Exercise directions =
Which lines below hold the word "Applied"? Report each one.

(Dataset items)
>>>>

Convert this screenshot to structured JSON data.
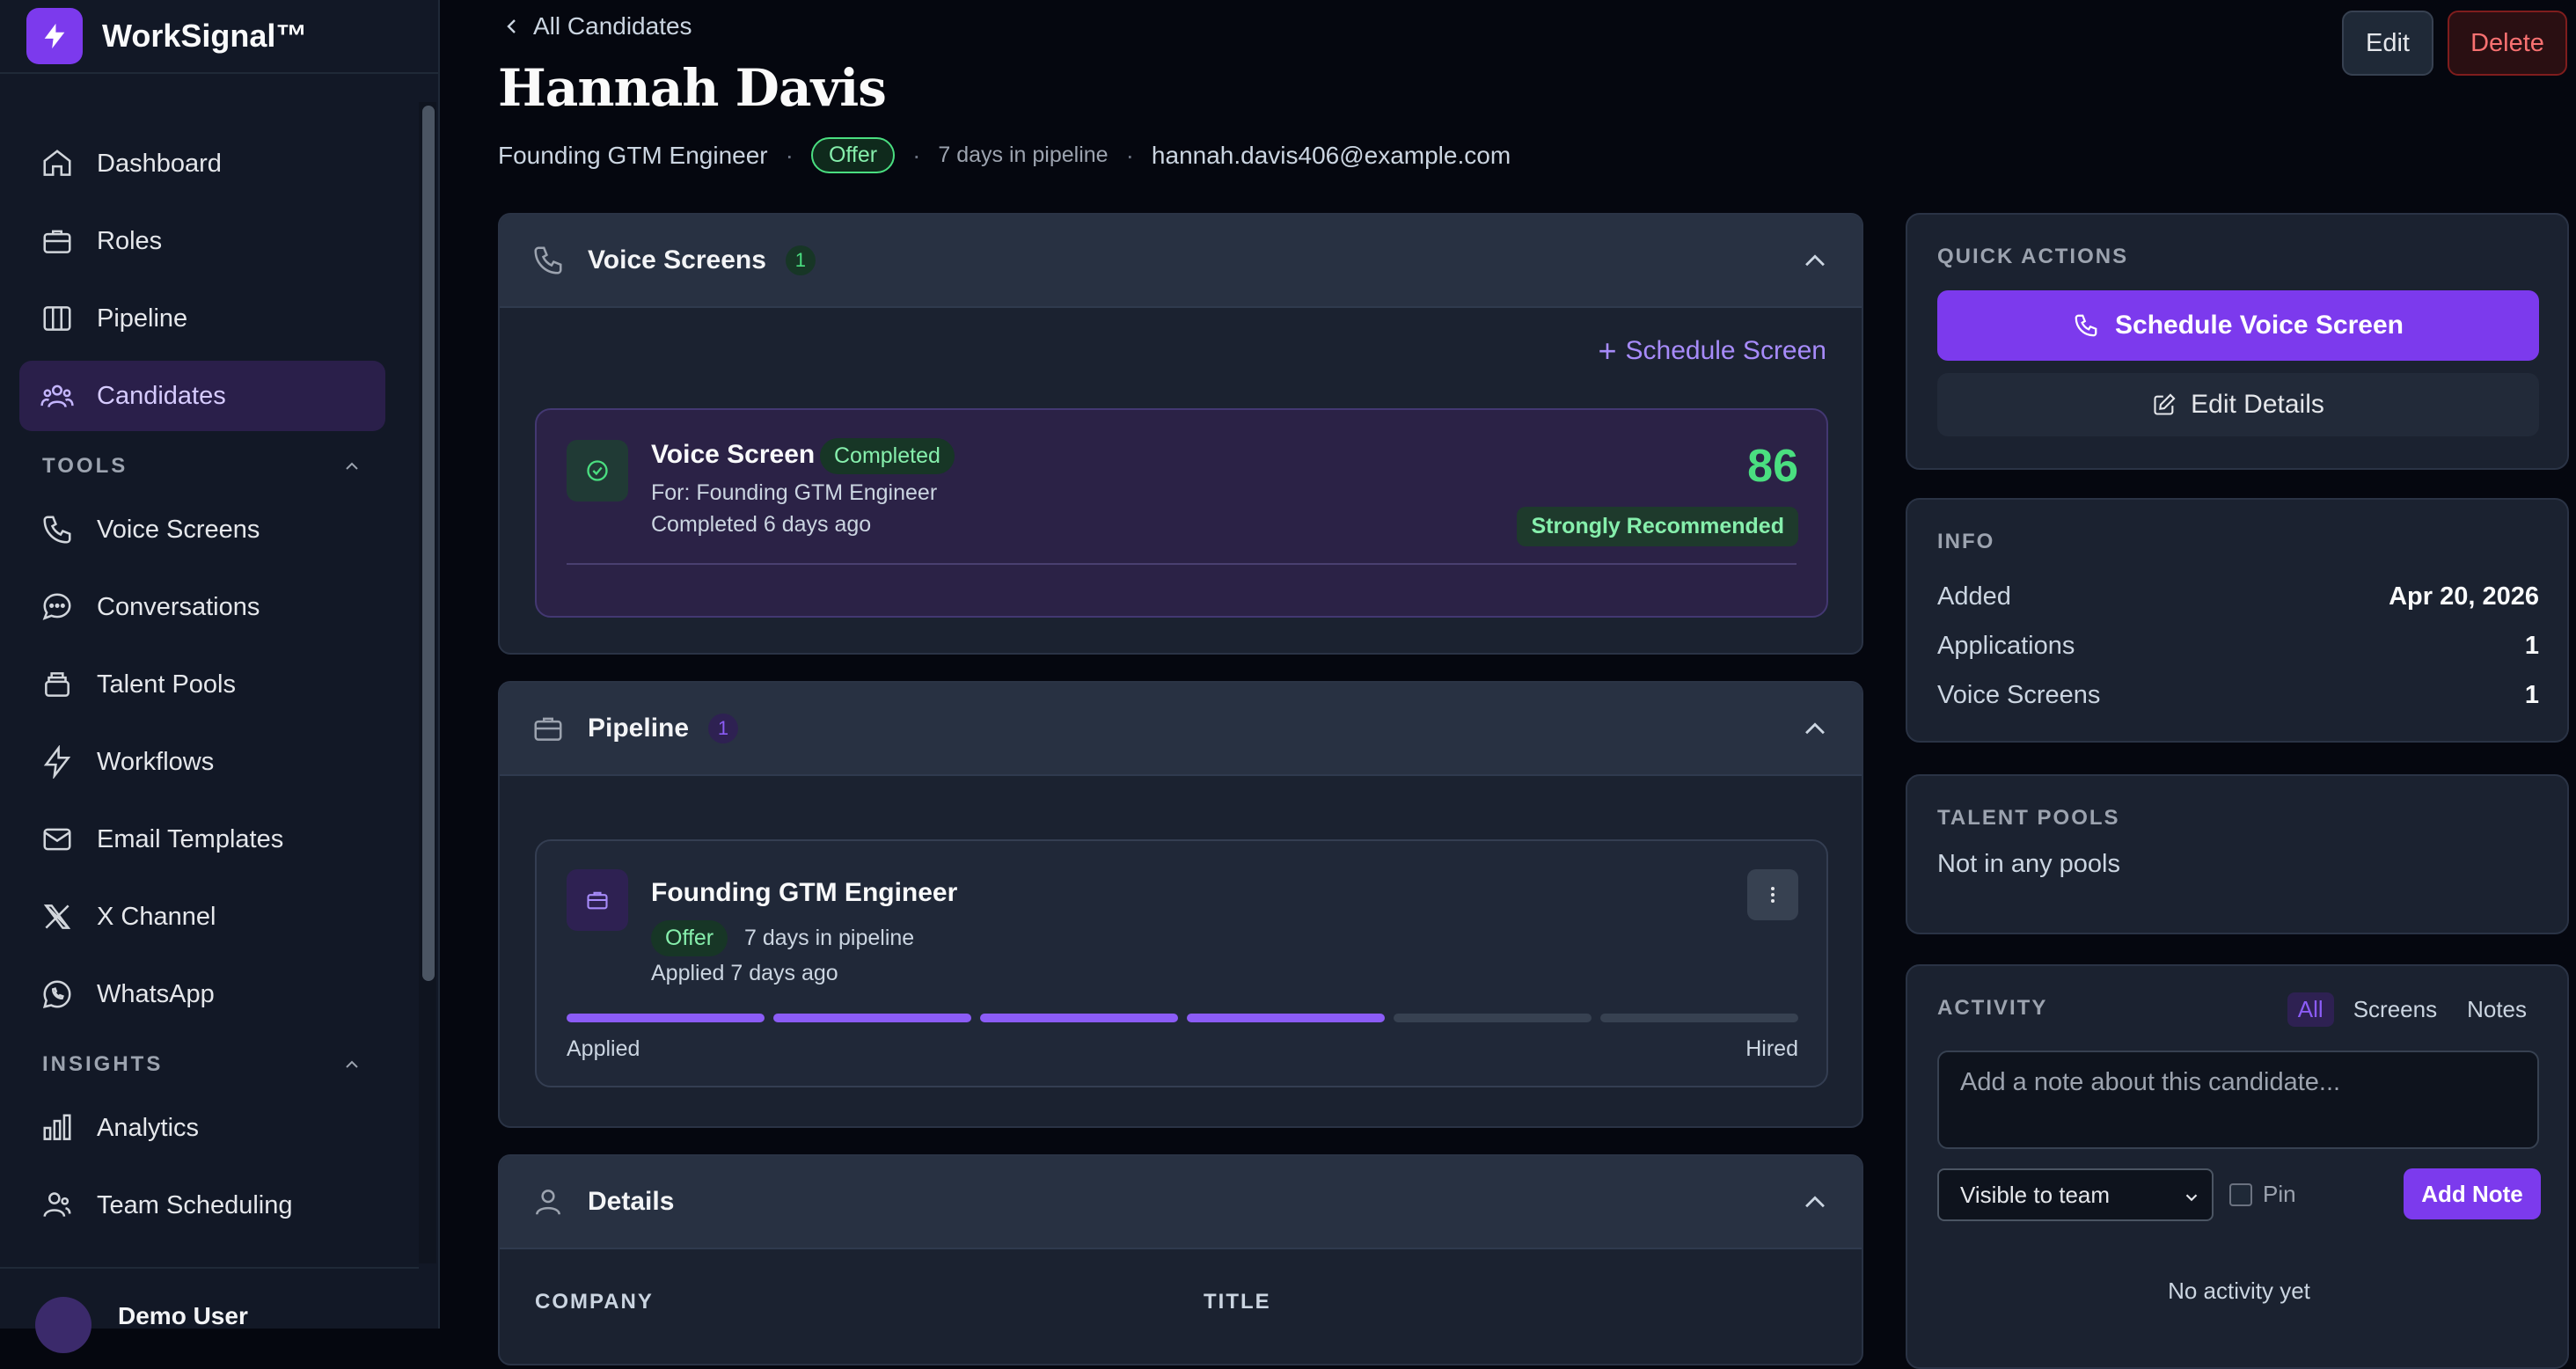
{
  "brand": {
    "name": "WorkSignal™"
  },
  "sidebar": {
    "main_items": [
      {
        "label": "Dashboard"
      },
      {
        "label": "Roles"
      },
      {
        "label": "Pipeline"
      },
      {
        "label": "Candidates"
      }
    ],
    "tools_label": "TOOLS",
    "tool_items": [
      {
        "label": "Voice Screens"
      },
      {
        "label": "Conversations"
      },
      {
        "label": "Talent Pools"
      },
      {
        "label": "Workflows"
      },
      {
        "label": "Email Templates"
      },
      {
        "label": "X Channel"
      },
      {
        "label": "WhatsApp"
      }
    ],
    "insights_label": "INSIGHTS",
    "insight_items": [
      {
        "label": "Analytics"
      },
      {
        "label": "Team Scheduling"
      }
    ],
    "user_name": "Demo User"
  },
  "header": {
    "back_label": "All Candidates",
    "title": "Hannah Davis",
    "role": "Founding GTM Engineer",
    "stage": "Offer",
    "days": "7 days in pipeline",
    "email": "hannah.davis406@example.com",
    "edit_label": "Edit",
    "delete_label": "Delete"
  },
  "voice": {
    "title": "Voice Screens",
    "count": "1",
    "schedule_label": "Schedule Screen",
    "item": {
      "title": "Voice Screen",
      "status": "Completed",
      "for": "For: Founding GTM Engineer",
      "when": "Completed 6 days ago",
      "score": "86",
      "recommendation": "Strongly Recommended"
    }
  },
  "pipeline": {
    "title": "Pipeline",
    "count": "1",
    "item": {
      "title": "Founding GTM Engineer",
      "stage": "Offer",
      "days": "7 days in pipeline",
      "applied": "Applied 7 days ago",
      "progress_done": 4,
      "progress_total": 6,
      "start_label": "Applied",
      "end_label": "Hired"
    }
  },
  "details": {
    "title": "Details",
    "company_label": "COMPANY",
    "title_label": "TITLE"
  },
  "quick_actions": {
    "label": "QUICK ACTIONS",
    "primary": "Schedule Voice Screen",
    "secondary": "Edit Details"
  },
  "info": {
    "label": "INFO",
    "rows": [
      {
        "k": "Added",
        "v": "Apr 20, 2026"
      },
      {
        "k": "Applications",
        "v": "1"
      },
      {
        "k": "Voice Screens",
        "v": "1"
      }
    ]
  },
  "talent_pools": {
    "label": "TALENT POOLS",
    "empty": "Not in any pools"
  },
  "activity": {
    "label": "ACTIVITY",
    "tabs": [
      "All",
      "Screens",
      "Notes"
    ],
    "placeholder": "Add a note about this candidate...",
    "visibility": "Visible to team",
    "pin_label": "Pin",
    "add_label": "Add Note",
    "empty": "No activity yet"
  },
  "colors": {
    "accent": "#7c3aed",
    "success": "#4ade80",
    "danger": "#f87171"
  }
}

<<<<
>>>>

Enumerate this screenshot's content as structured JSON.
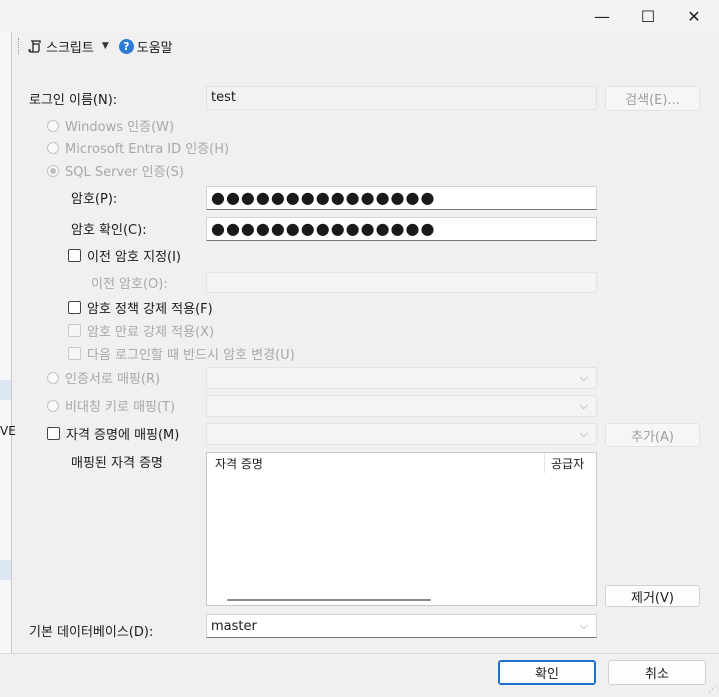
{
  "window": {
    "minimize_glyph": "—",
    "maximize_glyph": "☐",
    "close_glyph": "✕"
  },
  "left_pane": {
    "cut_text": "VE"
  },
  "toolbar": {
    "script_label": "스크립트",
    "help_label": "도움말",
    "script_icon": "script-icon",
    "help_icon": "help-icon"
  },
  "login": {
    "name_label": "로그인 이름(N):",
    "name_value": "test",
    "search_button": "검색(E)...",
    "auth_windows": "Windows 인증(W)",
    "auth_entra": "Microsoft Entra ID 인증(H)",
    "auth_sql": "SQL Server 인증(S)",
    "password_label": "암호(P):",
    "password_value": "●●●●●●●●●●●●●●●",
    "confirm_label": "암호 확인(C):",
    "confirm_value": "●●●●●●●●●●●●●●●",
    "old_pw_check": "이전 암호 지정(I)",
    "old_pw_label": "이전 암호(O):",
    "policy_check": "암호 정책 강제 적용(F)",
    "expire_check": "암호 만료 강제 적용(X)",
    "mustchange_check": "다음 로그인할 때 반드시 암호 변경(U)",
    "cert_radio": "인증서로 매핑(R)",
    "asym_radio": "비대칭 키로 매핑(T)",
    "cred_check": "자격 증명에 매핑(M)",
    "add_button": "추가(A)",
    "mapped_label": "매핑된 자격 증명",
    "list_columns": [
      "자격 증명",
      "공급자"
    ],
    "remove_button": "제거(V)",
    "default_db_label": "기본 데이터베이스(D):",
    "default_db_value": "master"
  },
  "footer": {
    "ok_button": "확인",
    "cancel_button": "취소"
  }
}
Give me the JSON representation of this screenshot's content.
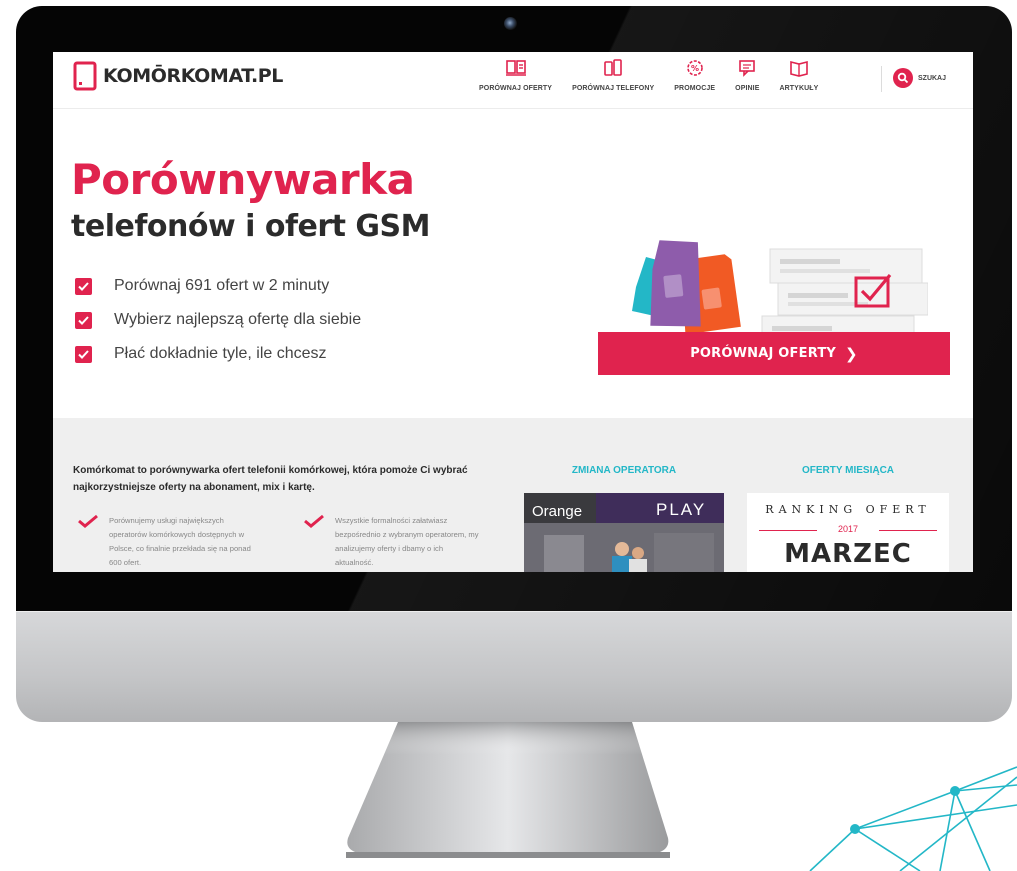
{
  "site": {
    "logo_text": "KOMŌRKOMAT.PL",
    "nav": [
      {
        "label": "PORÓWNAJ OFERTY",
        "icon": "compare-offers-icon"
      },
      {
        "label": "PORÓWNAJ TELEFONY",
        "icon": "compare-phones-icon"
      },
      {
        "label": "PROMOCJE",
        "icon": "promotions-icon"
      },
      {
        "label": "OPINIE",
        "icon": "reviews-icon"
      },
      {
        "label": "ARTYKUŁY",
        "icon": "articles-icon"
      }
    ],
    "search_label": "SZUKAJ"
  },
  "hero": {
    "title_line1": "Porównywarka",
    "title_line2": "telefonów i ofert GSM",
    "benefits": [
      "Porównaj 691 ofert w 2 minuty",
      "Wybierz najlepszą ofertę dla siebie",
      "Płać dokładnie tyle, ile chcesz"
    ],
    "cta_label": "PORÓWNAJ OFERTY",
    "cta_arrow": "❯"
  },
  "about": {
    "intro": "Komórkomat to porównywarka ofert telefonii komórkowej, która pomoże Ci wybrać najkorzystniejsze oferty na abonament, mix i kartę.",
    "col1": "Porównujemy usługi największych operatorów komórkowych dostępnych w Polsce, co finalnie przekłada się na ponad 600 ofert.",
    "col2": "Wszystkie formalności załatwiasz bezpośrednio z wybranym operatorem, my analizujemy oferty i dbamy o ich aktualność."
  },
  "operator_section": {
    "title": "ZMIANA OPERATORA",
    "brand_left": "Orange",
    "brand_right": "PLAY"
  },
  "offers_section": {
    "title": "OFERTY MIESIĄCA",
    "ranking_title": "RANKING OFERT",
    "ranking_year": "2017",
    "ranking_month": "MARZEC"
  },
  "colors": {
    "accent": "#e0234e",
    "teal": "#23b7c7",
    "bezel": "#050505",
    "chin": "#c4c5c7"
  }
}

<<<<

Task result =
      "applied": "Applied 7 days ago",
      "start_label": "Applied",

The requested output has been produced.